=== Given records ===
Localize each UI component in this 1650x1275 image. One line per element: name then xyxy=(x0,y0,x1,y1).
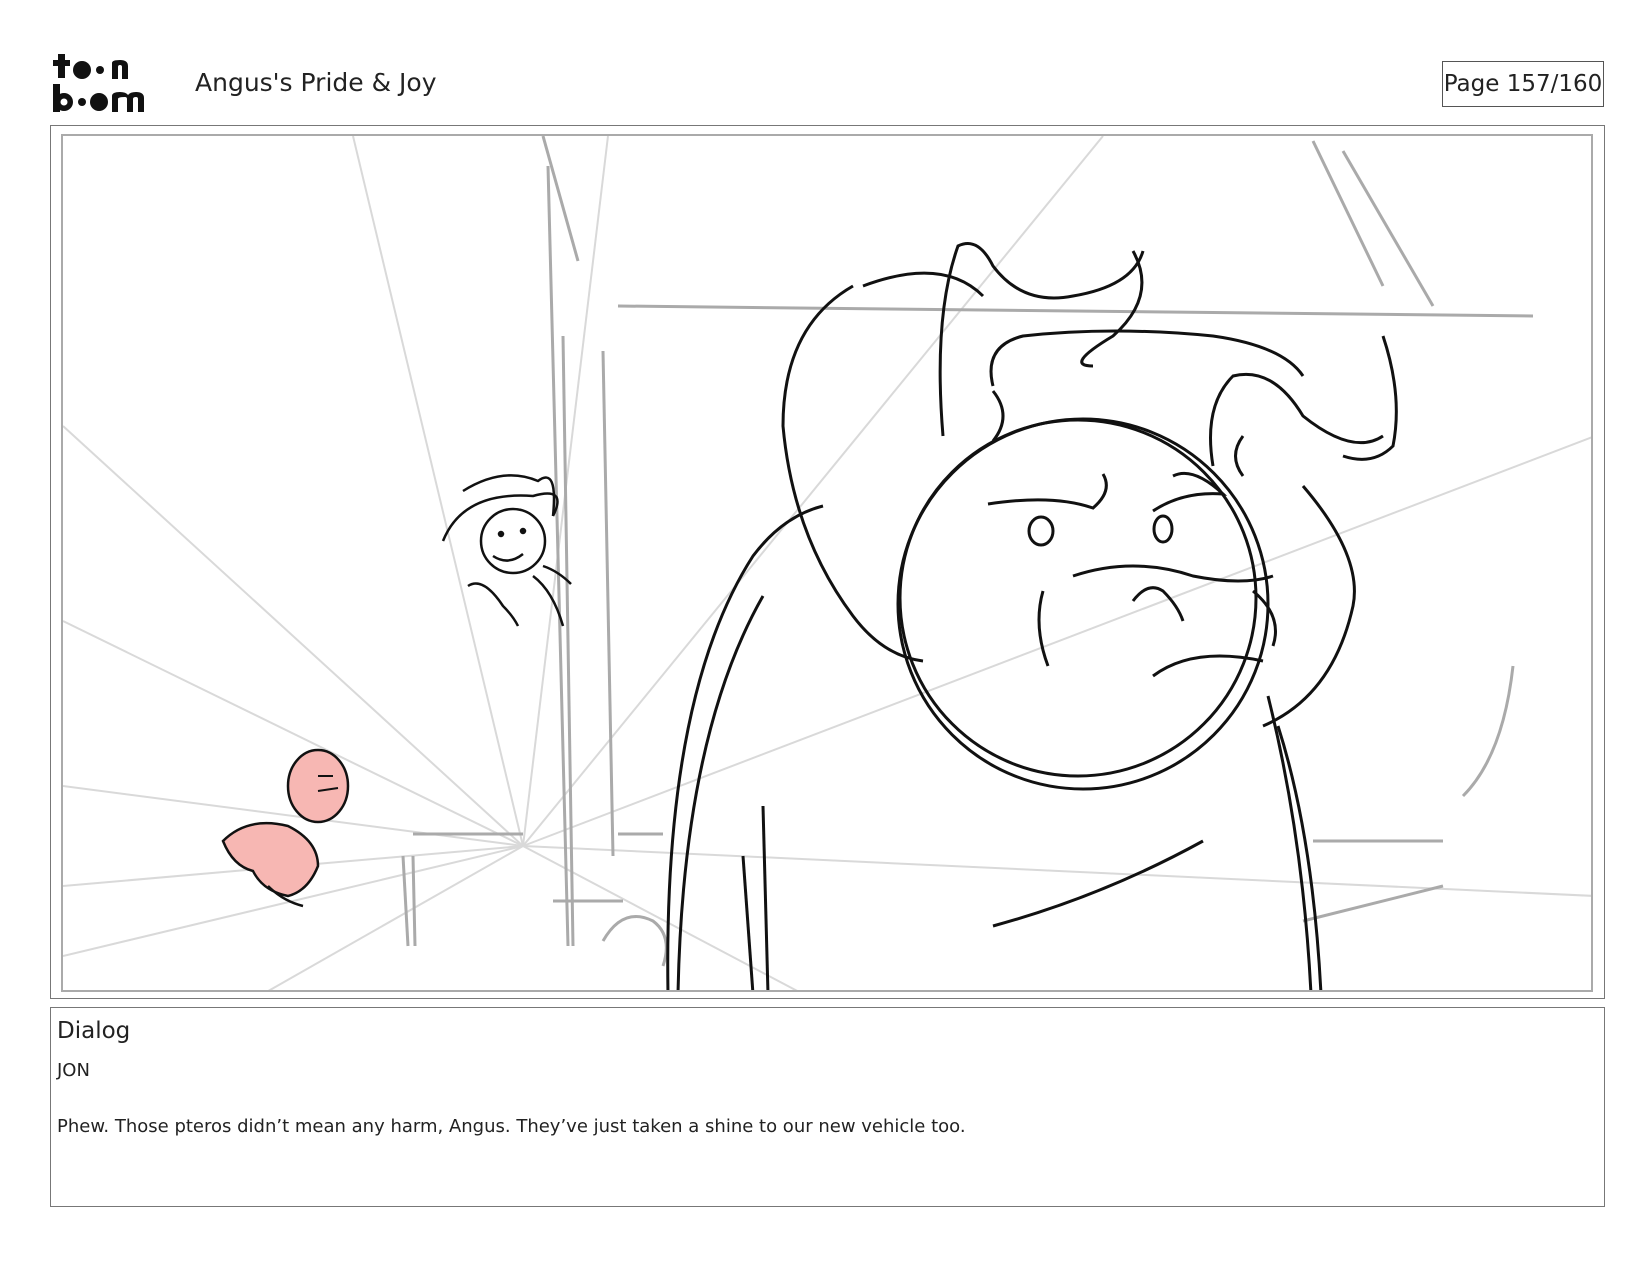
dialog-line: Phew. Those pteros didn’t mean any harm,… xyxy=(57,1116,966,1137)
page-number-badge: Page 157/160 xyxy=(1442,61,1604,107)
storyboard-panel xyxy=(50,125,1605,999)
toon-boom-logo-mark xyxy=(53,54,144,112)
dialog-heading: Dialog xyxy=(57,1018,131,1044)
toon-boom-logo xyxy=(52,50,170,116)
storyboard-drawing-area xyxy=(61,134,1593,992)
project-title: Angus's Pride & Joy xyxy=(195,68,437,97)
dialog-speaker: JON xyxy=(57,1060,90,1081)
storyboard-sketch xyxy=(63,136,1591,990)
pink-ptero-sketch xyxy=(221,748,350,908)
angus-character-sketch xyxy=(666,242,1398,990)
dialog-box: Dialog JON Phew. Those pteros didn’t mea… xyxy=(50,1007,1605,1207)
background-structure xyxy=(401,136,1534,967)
===
=== Given records ===
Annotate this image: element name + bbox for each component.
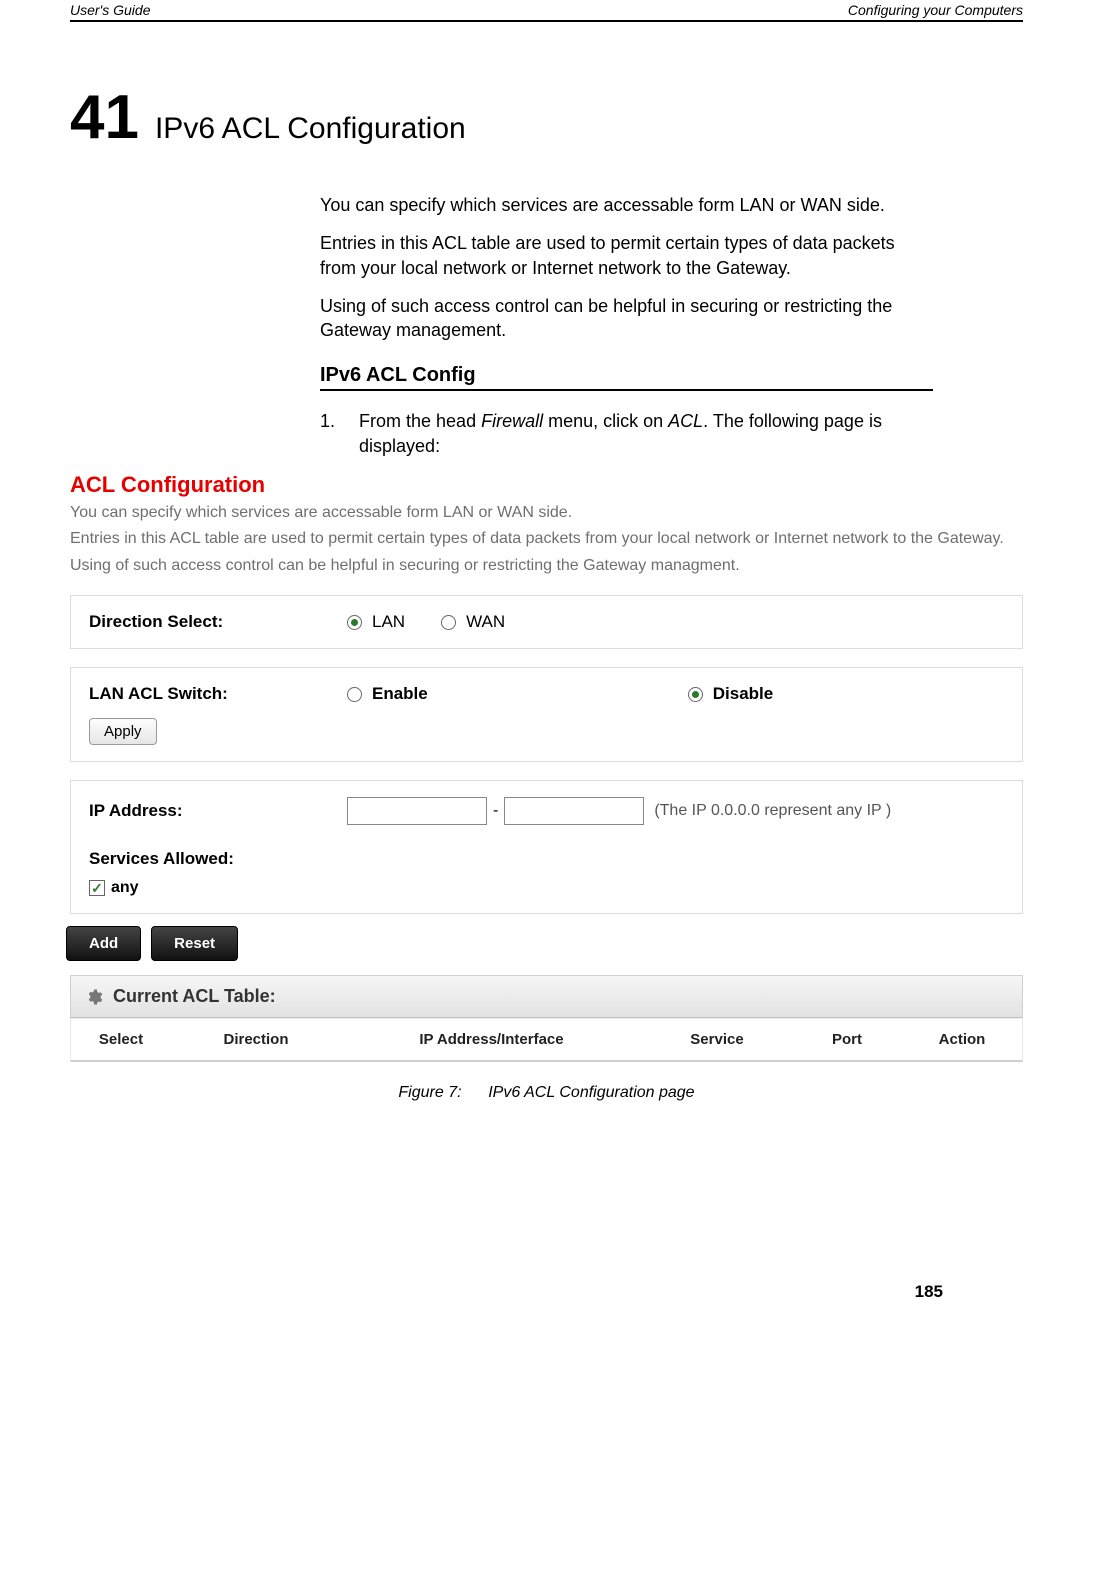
===
Substitute "widget" for "component" in the data above and give the lines again with nothing else changed, beginning at the line that has "Localize each UI" and stopping after the line that has "angus-character-sketch xyxy=(666,242,1398,990)". Omit the pictures.

* Final result
Localize each UI widget in this 1650x1275 image. One line per element: name then xyxy=(x0,y0,x1,y1).
dialog-line: Phew. Those pteros didn’t mean any harm,… xyxy=(57,1116,966,1137)
page-number-badge: Page 157/160 xyxy=(1442,61,1604,107)
storyboard-panel xyxy=(50,125,1605,999)
toon-boom-logo-mark xyxy=(53,54,144,112)
dialog-heading: Dialog xyxy=(57,1018,131,1044)
toon-boom-logo xyxy=(52,50,170,116)
storyboard-drawing-area xyxy=(61,134,1593,992)
project-title: Angus's Pride & Joy xyxy=(195,68,437,97)
dialog-speaker: JON xyxy=(57,1060,90,1081)
storyboard-sketch xyxy=(63,136,1591,990)
pink-ptero-sketch xyxy=(221,748,350,908)
angus-character-sketch xyxy=(666,242,1398,990)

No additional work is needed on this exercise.